[What is needed]: Using the records below, locate all lines containing "月份的猪肉价格为" and return them.

[Data extract]:
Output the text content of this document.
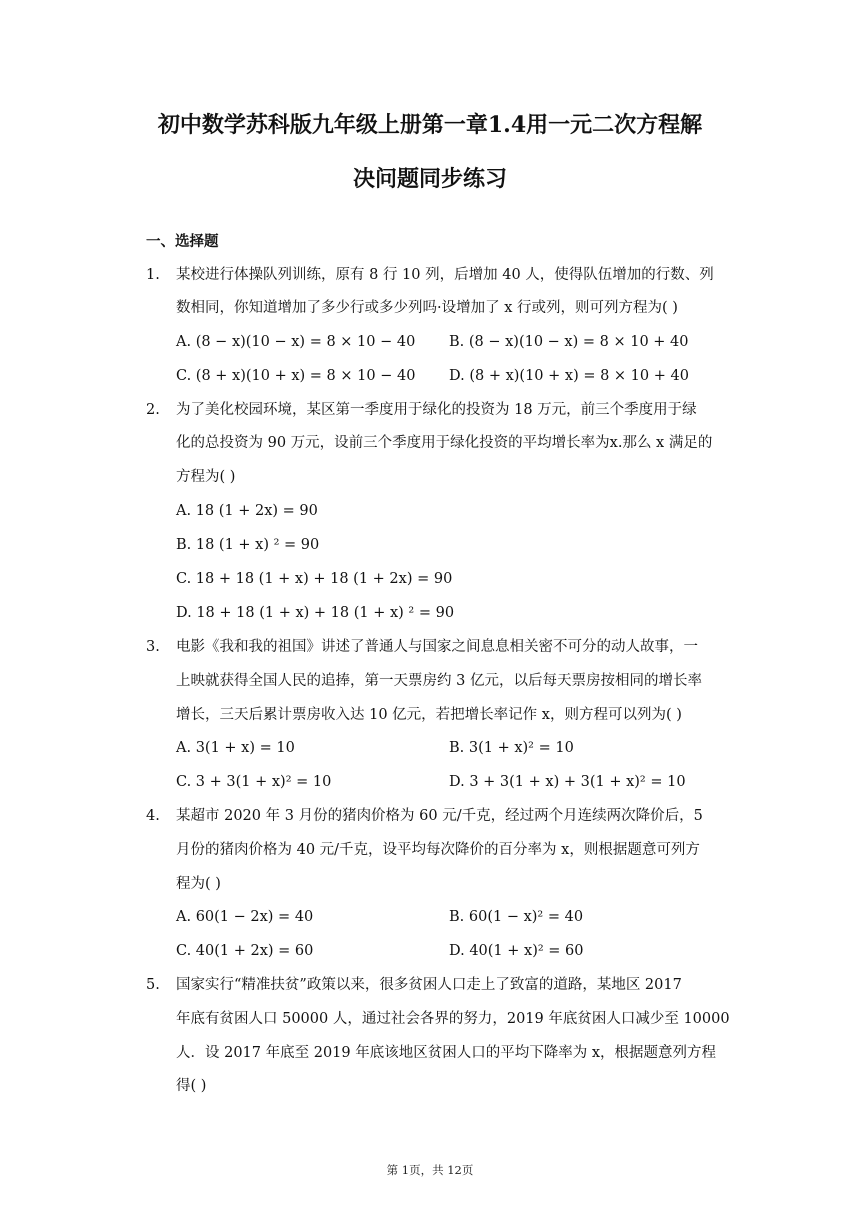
初中数学苏科版九年级上册第一章1.4用一元二次方程解
决问题同步练习

一、选择题
1. 某校进行体操队列训练，原有 8 行 10 列，后增加 40 人，使得队伍增加的行数、列
数相同，你知道增加了多少行或多少列吗·设增加了 x 行或列，则可列方程为( )
A. (8 − x)(10 − x) = 8 × 10 − 40 B. (8 − x)(10 − x) = 8 × 10 + 40
C. (8 + x)(10 + x) = 8 × 10 − 40 D. (8 + x)(10 + x) = 8 × 10 + 40
2. 为了美化校园环境，某区第一季度用于绿化的投资为 18 万元，前三个季度用于绿
化的总投资为 90 万元，设前三个季度用于绿化投资的平均增长率为x.那么 x 满足的
方程为( )
A. 18 (1 + 2x) = 90
B. 18 (1 + x) ² = 90
C. 18 + 18 (1 + x) + 18 (1 + 2x) = 90
D. 18 + 18 (1 + x) + 18 (1 + x) ² = 90
3. 电影《我和我的祖国》讲述了普通人与国家之间息息相关密不可分的动人故事，一
上映就获得全国人民的追捧，第一天票房约 3 亿元，以后每天票房按相同的增长率
增长，三天后累计票房收入达 10 亿元，若把增长率记作 x，则方程可以列为( )
A. 3(1 + x) = 10	B. 3(1 + x)² = 10
C. 3 + 3(1 + x)² = 10	D. 3 + 3(1 + x) + 3(1 + x)² = 10
4. 某超市 2020 年 3 月份的猪肉价格为 60 元/千克，经过两个月连续两次降价后，5
月份的猪肉价格为 40 元/千克，设平均每次降价的百分率为 x，则根据题意可列方
程为( )
A. 60(1 − 2x) = 40	B. 60(1 − x)² = 40
C. 40(1 + 2x) = 60	D. 40(1 + x)² = 60
5. 国家实行“精准扶贫”政策以来，很多贫困人口走上了致富的道路，某地区 2017
年底有贫困人口 50000 人，通过社会各界的努力，2019 年底贫困人口减少至 10000
人．设 2017 年底至 2019 年底该地区贫困人口的平均下降率为 x，根据题意列方程
得( )
第 1页，共 12页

[Expected answer]:
4. 某超市 2020 年 3 月份的猪肉价格为 60 元/千克，经过两个月连续两次降价后，5
月份的猪肉价格为 40 元/千克，设平均每次降价的百分率为 x，则根据题意可列方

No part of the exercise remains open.